Data entries:

══════

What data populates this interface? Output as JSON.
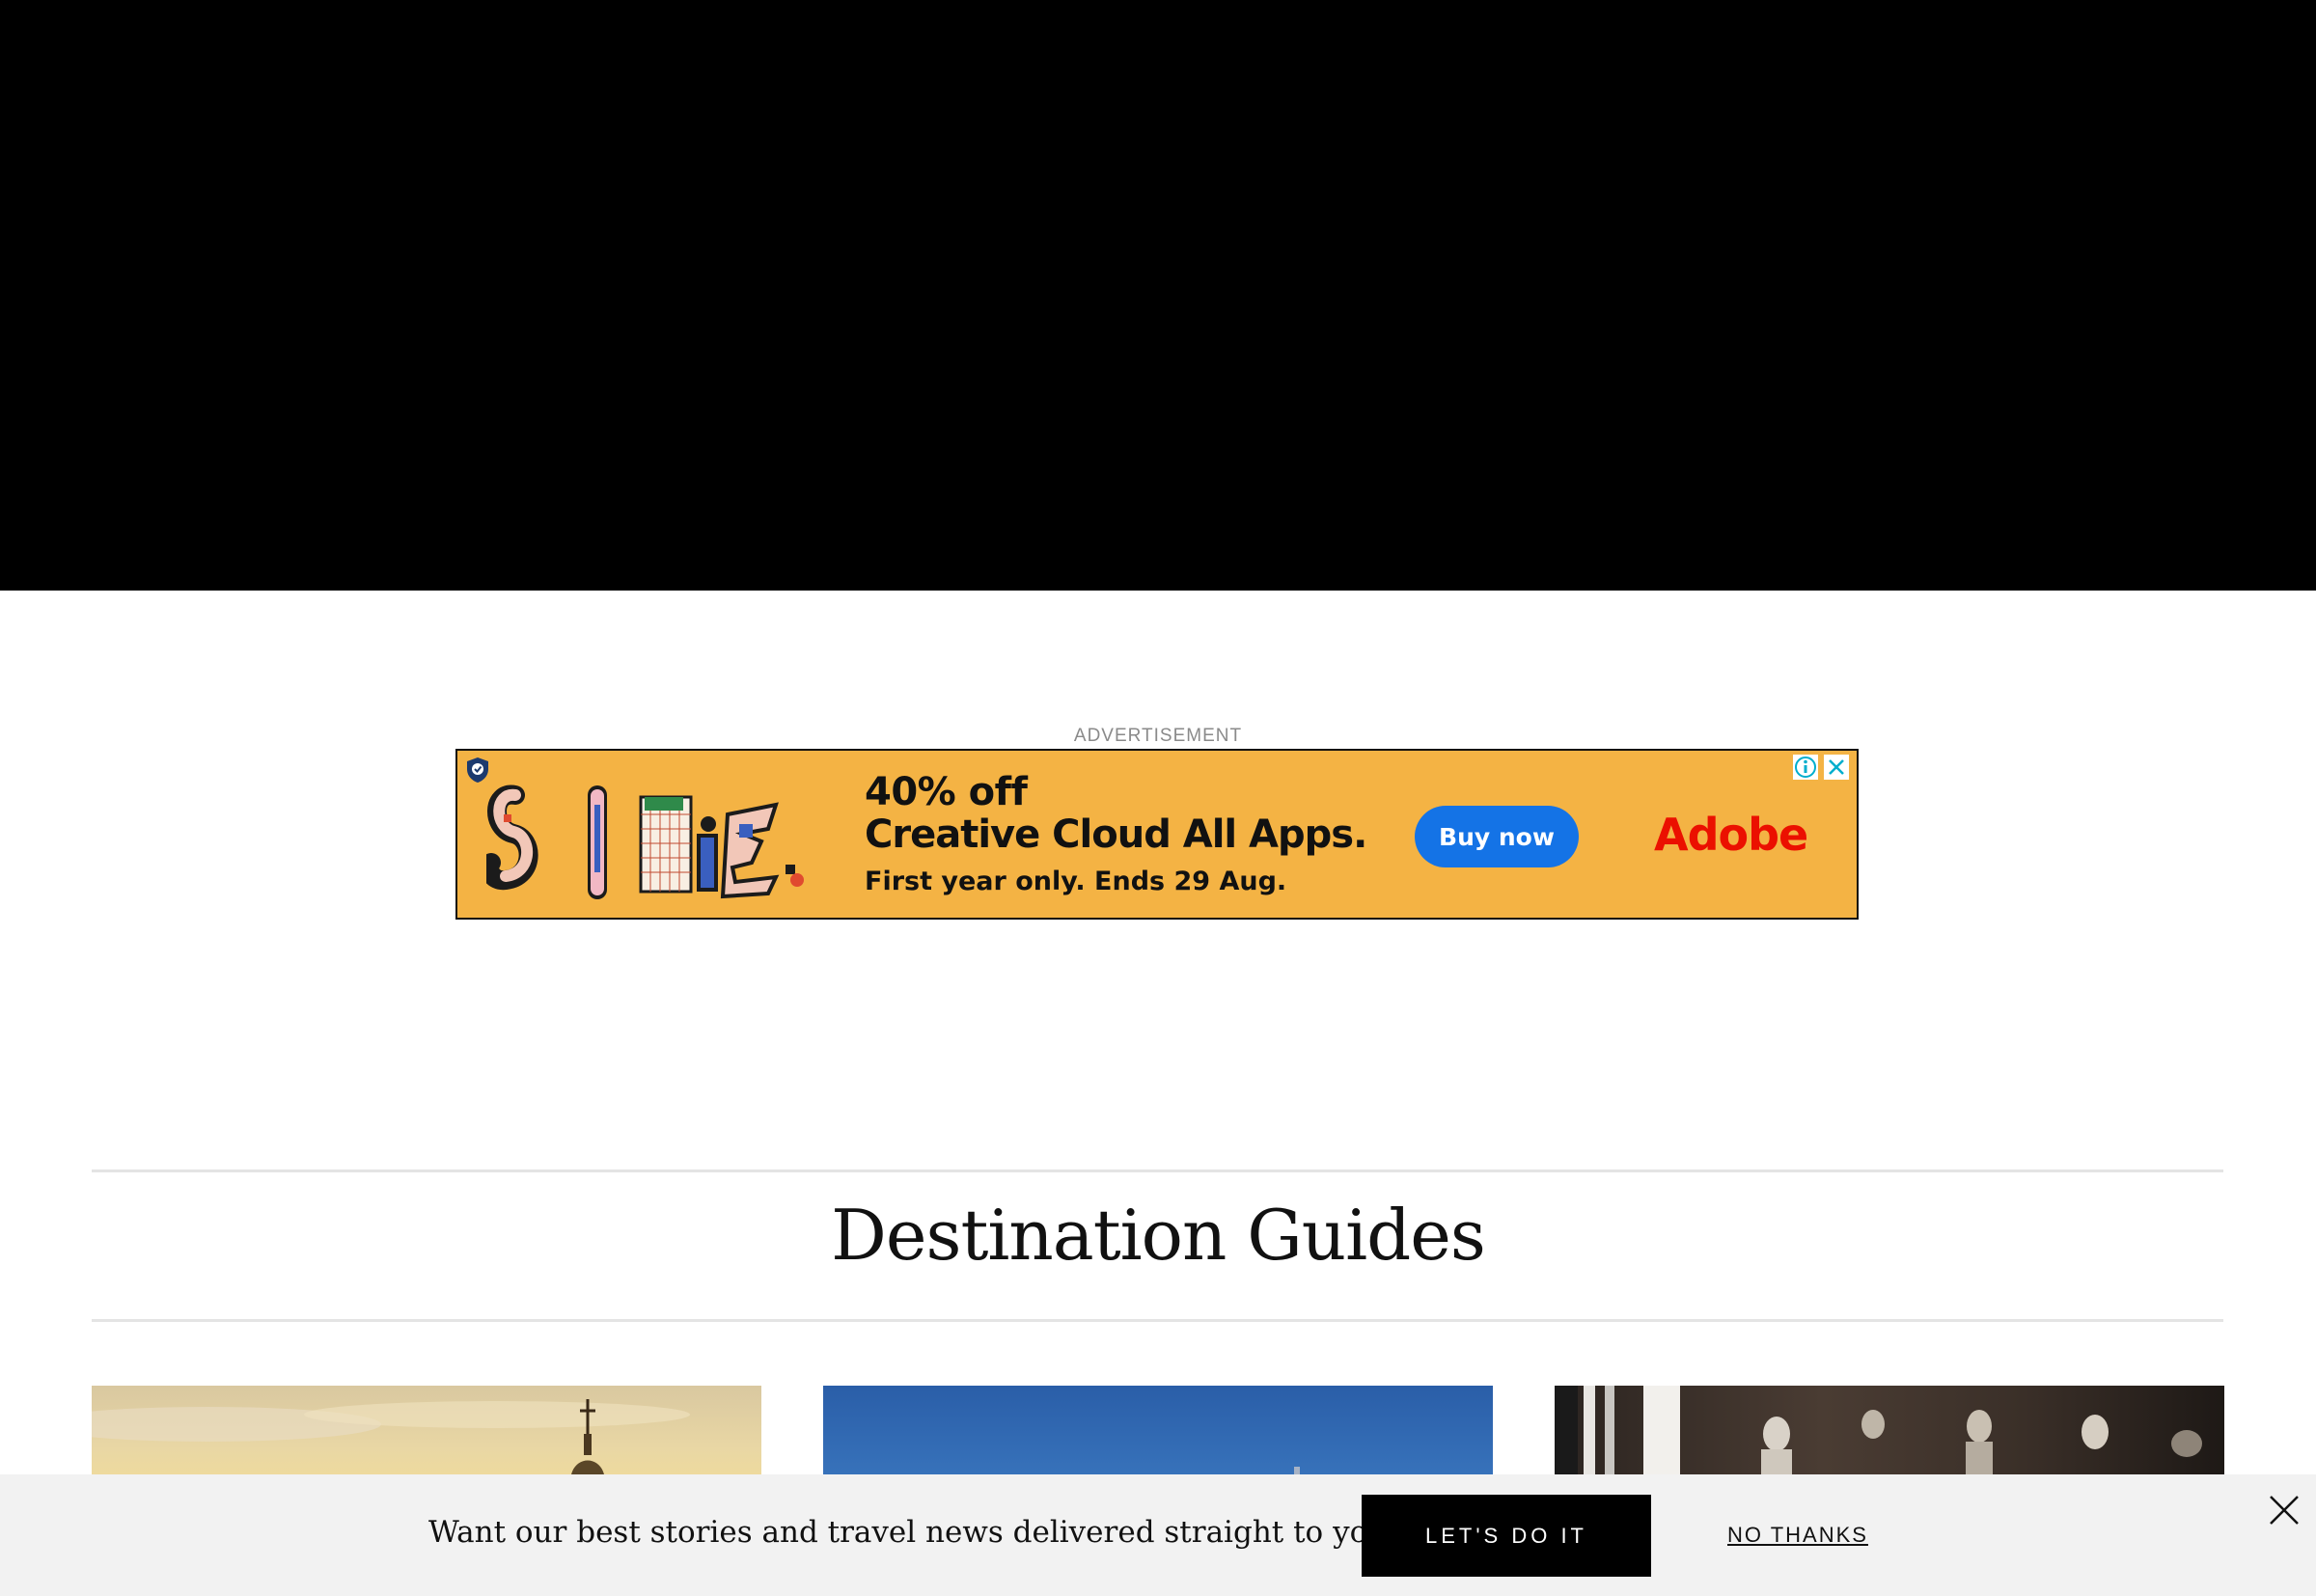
{
  "hero": {},
  "advertisement": {
    "label": "ADVERTISEMENT",
    "headline": "40% off",
    "product": "Creative Cloud All Apps.",
    "offer": "First year only. Ends 29 Aug.",
    "cta": "Buy now",
    "brand": "Adobe",
    "colors": {
      "background": "#f4b344",
      "button": "#1473e6",
      "brand": "#eb1000"
    }
  },
  "section": {
    "title": "Destination Guides",
    "cards": [
      {
        "name": "guide-card-1"
      },
      {
        "name": "guide-card-2"
      },
      {
        "name": "guide-card-3"
      }
    ]
  },
  "newsletter": {
    "prompt": "Want our best stories and travel news delivered straight to you?",
    "accept": "LET'S DO IT",
    "decline": "NO THANKS",
    "close_icon": "close-icon"
  }
}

══════

All of the entries need to be transcribed word for word; pictures are left out.

#### SOLVED PROBLEM
What data populates this interface? Output as JSON.
{
  "hero": {},
  "advertisement": {
    "label": "ADVERTISEMENT",
    "headline": "40% off",
    "product": "Creative Cloud All Apps.",
    "offer": "First year only. Ends 29 Aug.",
    "cta": "Buy now",
    "brand": "Adobe",
    "colors": {
      "background": "#f4b344",
      "button": "#1473e6",
      "brand": "#eb1000"
    }
  },
  "section": {
    "title": "Destination Guides",
    "cards": [
      {
        "name": "guide-card-1"
      },
      {
        "name": "guide-card-2"
      },
      {
        "name": "guide-card-3"
      }
    ]
  },
  "newsletter": {
    "prompt": "Want our best stories and travel news delivered straight to you?",
    "accept": "LET'S DO IT",
    "decline": "NO THANKS",
    "close_icon": "close-icon"
  }
}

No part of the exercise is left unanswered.